◆ Prompt
Count the lines in the data below where the string "chevron" occurs, please, and give the number alone.
** Start Material supplied **
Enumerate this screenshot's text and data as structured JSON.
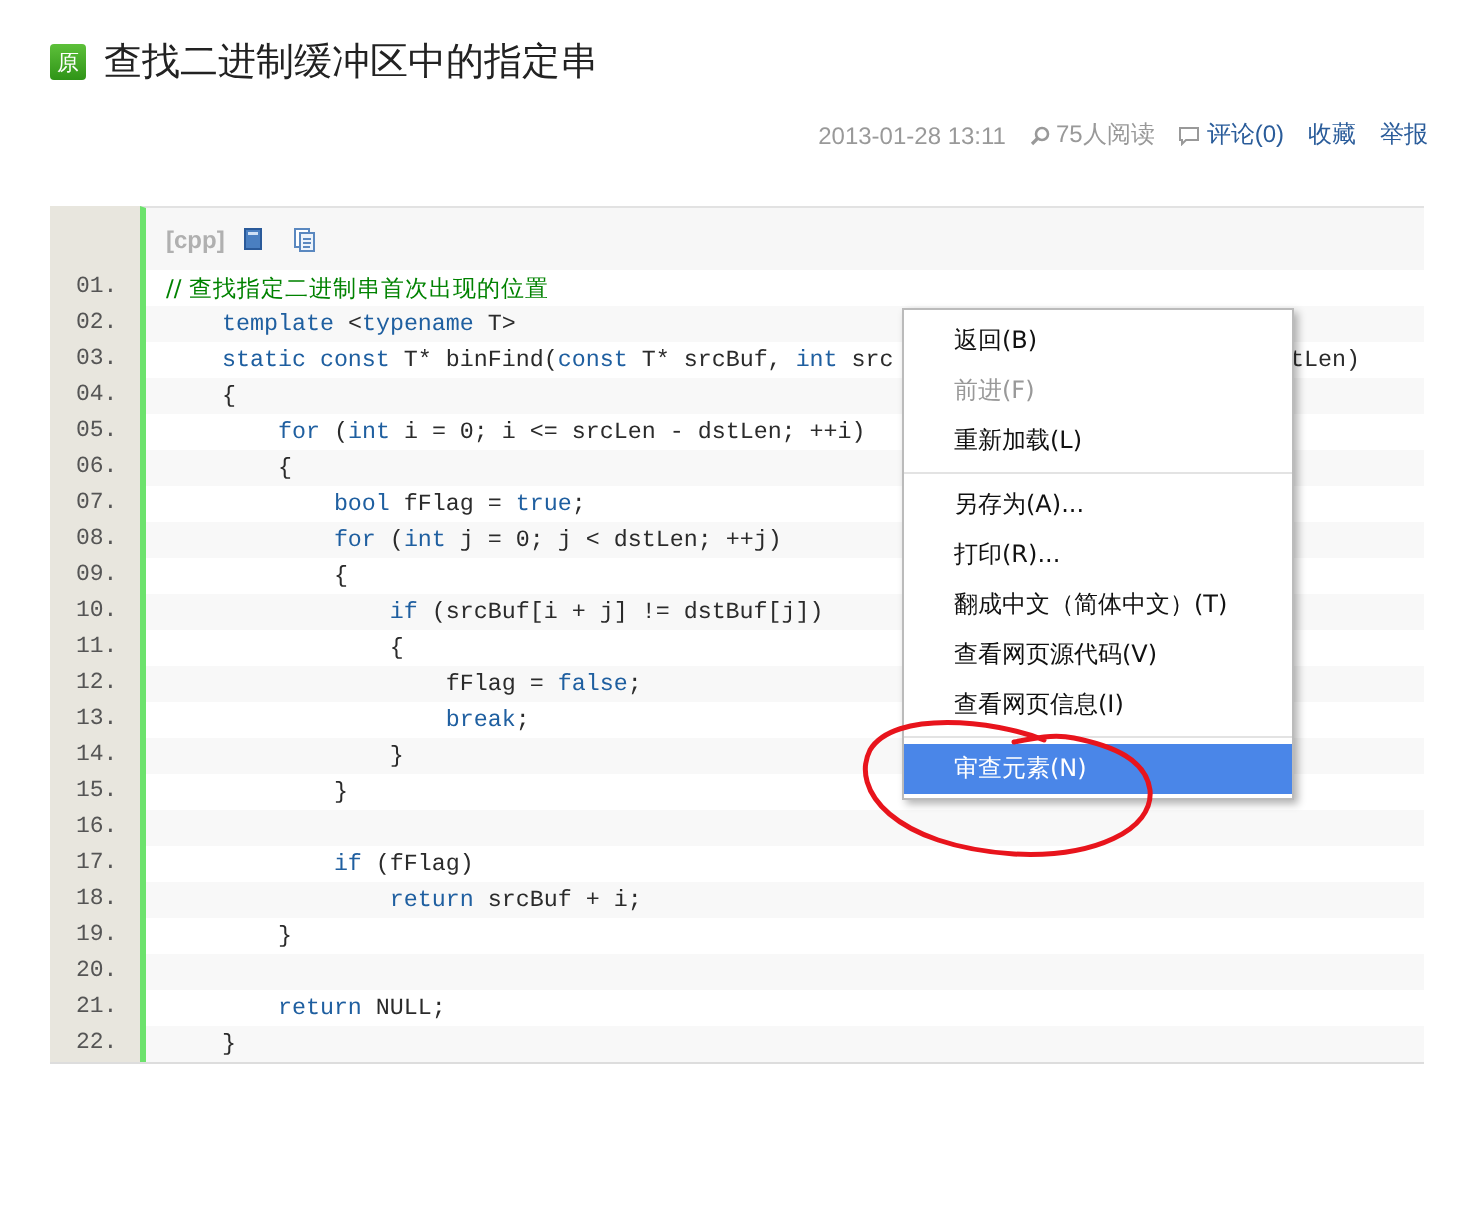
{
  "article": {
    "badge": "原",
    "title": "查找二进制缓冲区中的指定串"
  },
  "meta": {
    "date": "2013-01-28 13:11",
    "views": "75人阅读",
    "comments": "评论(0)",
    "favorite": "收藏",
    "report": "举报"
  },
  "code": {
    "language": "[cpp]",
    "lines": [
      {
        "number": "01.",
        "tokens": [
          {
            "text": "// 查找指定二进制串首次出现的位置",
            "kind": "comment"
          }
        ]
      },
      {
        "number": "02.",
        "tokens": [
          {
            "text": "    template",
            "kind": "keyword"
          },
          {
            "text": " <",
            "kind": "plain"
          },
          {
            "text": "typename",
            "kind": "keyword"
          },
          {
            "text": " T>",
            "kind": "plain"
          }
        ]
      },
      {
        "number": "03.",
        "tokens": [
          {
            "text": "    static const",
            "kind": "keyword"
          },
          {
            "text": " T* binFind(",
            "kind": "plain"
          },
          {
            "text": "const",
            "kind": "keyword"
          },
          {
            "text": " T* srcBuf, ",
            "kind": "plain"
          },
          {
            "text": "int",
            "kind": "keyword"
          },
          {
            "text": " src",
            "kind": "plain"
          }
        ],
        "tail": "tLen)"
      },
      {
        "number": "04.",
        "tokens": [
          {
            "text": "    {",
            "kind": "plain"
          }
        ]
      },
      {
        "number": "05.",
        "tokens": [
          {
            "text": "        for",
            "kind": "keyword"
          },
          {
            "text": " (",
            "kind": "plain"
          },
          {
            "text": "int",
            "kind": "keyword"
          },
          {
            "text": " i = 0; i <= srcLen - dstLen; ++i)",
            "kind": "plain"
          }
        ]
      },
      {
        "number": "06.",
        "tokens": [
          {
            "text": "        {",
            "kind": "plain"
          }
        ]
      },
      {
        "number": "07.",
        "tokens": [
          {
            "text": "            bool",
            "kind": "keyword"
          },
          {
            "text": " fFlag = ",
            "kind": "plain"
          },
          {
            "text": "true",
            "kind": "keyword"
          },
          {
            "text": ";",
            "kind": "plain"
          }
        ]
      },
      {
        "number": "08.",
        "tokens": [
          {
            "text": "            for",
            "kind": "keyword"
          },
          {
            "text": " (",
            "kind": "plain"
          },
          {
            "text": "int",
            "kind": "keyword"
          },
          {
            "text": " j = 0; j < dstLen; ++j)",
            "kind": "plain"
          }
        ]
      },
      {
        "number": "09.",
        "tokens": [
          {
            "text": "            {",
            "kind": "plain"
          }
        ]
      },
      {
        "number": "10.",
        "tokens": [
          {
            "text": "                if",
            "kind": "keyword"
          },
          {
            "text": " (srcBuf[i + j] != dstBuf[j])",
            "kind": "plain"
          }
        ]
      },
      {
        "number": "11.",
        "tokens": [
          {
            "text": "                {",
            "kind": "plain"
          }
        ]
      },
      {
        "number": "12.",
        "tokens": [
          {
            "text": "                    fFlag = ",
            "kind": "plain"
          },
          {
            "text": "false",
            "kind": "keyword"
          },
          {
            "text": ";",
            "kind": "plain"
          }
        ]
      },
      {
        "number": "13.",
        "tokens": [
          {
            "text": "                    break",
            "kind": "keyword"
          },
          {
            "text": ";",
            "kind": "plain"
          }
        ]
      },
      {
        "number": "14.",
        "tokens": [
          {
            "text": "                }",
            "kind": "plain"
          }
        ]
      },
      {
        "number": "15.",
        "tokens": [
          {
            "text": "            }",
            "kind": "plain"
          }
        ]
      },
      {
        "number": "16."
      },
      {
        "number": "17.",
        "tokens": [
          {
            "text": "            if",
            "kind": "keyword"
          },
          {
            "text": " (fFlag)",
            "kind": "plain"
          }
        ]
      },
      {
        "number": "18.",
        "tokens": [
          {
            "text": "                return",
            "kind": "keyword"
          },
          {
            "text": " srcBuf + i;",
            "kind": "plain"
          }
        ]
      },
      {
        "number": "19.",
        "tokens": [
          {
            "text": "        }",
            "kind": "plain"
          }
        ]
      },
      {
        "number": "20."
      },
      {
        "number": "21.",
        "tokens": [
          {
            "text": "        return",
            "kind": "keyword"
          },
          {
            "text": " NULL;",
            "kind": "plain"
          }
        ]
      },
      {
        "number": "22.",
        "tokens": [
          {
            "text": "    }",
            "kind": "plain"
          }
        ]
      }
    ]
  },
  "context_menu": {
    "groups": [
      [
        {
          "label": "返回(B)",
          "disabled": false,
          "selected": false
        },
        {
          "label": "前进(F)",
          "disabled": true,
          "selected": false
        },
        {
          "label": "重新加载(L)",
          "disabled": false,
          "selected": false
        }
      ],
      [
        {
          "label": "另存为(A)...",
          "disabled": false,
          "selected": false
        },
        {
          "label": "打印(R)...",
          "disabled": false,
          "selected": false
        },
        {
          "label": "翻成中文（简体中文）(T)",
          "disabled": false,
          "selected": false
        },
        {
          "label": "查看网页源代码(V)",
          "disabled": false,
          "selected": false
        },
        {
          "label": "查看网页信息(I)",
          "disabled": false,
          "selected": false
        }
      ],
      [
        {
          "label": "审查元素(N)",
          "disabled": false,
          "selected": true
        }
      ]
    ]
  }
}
** End Material supplied **
** Start Material supplied **
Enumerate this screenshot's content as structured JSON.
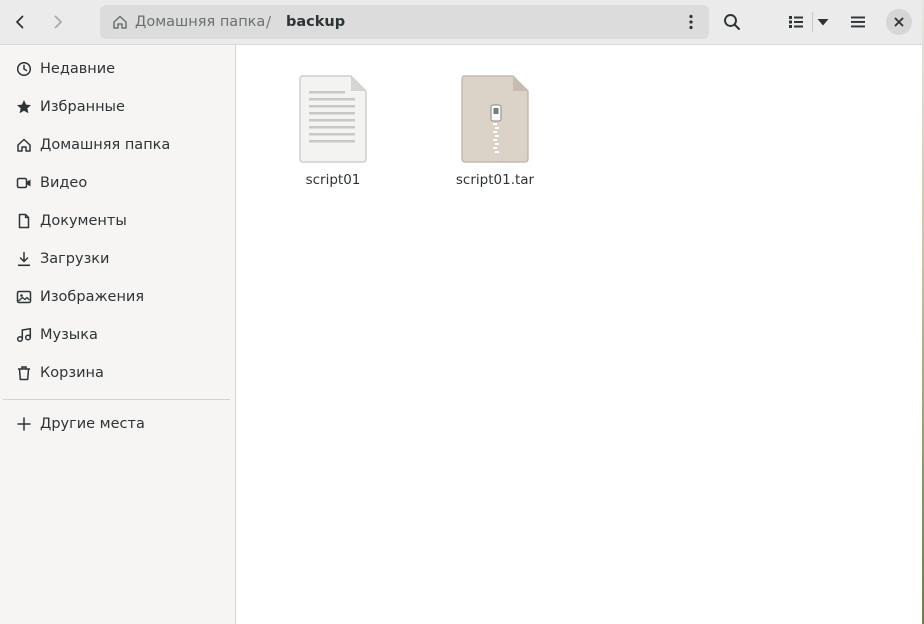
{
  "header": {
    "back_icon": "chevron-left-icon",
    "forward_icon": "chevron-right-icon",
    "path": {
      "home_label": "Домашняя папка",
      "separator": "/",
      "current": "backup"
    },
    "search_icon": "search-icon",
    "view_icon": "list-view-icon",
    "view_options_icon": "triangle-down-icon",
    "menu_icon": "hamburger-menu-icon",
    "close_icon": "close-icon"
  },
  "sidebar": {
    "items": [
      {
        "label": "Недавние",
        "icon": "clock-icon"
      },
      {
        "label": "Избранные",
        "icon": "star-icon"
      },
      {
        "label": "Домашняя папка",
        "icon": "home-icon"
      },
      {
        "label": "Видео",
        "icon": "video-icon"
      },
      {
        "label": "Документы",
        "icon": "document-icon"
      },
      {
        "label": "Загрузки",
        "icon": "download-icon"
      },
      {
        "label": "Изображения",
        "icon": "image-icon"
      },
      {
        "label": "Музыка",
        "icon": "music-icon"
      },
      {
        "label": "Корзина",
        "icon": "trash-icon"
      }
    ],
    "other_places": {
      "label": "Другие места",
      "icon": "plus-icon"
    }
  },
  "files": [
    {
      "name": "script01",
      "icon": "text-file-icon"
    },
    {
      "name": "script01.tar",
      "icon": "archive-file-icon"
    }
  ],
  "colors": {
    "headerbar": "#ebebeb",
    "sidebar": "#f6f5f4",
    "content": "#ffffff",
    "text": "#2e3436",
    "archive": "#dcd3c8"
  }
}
** End Material supplied **
◆ Answer to this exercise
2